Repeat the entire listing exactly.

<<<<

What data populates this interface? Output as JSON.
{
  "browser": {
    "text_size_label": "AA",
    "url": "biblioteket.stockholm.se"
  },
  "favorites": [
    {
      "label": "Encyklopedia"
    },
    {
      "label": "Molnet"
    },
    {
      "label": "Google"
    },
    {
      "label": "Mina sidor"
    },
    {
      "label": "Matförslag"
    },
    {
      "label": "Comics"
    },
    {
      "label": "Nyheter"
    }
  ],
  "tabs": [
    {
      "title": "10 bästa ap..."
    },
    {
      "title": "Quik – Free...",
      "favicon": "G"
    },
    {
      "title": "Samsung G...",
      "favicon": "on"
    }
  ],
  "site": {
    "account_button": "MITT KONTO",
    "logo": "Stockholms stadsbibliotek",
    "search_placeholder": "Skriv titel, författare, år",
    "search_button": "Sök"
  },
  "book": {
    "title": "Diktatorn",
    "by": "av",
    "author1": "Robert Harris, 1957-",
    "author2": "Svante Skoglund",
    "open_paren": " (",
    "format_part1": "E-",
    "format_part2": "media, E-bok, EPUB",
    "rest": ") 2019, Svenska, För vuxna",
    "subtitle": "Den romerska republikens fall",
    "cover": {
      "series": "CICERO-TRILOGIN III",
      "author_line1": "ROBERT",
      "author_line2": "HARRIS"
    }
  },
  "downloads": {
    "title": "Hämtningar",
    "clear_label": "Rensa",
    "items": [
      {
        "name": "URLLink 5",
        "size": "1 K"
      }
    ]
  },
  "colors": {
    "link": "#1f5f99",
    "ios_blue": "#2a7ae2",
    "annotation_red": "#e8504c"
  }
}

>>>>

[Answer to the problem]:
What data populates this interface? Output as JSON.
{
  "browser": {
    "text_size_label": "AA",
    "url": "biblioteket.stockholm.se"
  },
  "favorites": [
    {
      "label": "Encyklopedia"
    },
    {
      "label": "Molnet"
    },
    {
      "label": "Google"
    },
    {
      "label": "Mina sidor"
    },
    {
      "label": "Matförslag"
    },
    {
      "label": "Comics"
    },
    {
      "label": "Nyheter"
    }
  ],
  "tabs": [
    {
      "title": "10 bästa ap..."
    },
    {
      "title": "Quik – Free...",
      "favicon": "G"
    },
    {
      "title": "Samsung G...",
      "favicon": "on"
    }
  ],
  "site": {
    "account_button": "MITT KONTO",
    "logo": "Stockholms stadsbibliotek",
    "search_placeholder": "Skriv titel, författare, år",
    "search_button": "Sök"
  },
  "book": {
    "title": "Diktatorn",
    "by": "av",
    "author1": "Robert Harris, 1957-",
    "author2": "Svante Skoglund",
    "open_paren": " (",
    "format_part1": "E-",
    "format_part2": "media, E-bok, EPUB",
    "rest": ") 2019, Svenska, För vuxna",
    "subtitle": "Den romerska republikens fall",
    "cover": {
      "series": "CICERO-TRILOGIN III",
      "author_line1": "ROBERT",
      "author_line2": "HARRIS"
    }
  },
  "downloads": {
    "title": "Hämtningar",
    "clear_label": "Rensa",
    "items": [
      {
        "name": "URLLink 5",
        "size": "1 K"
      }
    ]
  },
  "colors": {
    "link": "#1f5f99",
    "ios_blue": "#2a7ae2",
    "annotation_red": "#e8504c"
  }
}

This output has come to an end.